• _Goal_: Where a line in the listing below contains the word "target", copy that line.

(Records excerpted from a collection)
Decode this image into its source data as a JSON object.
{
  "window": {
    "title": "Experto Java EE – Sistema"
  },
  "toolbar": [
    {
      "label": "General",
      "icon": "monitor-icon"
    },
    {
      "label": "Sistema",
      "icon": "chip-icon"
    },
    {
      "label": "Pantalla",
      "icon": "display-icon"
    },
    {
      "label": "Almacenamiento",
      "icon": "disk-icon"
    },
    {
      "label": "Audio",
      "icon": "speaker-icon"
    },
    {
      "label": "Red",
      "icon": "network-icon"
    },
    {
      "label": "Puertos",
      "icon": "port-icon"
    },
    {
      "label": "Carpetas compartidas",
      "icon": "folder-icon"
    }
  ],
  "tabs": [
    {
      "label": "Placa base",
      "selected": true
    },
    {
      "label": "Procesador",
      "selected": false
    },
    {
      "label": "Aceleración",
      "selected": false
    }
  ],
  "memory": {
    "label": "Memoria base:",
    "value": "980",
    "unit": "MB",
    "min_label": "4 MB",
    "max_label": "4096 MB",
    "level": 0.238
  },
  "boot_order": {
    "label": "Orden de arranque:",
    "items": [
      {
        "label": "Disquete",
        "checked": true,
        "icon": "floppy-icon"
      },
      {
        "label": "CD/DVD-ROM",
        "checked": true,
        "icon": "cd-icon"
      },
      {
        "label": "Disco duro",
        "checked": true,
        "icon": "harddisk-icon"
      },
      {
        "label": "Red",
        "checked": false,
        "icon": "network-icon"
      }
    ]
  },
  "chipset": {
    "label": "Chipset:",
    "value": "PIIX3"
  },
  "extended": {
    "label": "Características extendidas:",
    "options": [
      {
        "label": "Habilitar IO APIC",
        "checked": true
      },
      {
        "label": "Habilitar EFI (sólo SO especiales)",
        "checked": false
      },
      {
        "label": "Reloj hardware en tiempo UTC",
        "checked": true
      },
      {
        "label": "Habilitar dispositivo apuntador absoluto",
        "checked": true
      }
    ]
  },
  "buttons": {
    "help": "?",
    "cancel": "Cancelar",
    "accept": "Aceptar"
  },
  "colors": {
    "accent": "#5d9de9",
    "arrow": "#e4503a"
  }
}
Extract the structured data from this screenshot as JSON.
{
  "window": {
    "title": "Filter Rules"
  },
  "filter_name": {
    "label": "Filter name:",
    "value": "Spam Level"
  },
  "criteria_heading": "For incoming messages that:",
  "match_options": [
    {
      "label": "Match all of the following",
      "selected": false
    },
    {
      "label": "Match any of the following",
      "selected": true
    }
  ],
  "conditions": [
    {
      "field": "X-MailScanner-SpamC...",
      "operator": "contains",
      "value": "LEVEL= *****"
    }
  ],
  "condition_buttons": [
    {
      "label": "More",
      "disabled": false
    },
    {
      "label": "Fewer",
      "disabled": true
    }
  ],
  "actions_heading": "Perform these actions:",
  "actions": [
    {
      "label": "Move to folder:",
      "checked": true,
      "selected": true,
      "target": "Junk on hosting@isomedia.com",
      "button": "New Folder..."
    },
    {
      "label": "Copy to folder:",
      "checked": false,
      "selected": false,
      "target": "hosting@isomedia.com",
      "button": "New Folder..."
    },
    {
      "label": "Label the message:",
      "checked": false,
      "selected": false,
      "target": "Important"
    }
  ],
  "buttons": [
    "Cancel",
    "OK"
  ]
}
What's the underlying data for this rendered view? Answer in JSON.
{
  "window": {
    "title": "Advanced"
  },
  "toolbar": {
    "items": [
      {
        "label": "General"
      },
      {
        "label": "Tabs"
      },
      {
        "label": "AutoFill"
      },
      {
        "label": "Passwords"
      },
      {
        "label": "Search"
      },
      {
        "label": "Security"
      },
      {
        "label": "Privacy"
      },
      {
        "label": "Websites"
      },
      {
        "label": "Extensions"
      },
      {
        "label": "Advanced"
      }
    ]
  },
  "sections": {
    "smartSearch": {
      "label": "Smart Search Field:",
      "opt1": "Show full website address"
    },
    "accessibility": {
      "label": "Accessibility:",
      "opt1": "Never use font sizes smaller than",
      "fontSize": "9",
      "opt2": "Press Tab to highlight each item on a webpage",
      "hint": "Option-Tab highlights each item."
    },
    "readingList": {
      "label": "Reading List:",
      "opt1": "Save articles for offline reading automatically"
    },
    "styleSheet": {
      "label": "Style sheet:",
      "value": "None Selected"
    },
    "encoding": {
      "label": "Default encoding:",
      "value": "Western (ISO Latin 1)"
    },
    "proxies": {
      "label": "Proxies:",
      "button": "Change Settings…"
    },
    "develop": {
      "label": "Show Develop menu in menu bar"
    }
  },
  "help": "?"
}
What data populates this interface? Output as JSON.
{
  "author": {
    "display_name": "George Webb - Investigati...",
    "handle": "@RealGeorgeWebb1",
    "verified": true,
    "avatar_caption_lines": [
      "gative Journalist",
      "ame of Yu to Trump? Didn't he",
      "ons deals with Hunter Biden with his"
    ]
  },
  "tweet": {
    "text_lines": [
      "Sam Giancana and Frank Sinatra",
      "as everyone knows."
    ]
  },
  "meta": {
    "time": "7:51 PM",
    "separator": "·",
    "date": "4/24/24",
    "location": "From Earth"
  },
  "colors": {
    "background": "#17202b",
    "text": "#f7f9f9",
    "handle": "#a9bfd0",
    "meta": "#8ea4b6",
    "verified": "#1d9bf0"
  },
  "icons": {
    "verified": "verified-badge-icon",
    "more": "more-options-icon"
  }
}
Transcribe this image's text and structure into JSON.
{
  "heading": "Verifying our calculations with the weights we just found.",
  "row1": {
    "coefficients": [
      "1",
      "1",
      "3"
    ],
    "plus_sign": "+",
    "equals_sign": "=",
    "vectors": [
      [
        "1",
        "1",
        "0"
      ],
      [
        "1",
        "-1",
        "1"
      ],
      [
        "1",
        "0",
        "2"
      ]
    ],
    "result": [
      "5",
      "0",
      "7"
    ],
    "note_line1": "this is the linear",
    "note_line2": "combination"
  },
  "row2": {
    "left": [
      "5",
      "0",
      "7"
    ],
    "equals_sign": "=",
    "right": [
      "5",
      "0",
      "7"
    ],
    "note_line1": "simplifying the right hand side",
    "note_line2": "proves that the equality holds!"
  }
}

• _Result of this exercise_:
      "target": "Junk on hosting@isomedia.com",
      "target": "hosting@isomedia.com",
      "target": "Important"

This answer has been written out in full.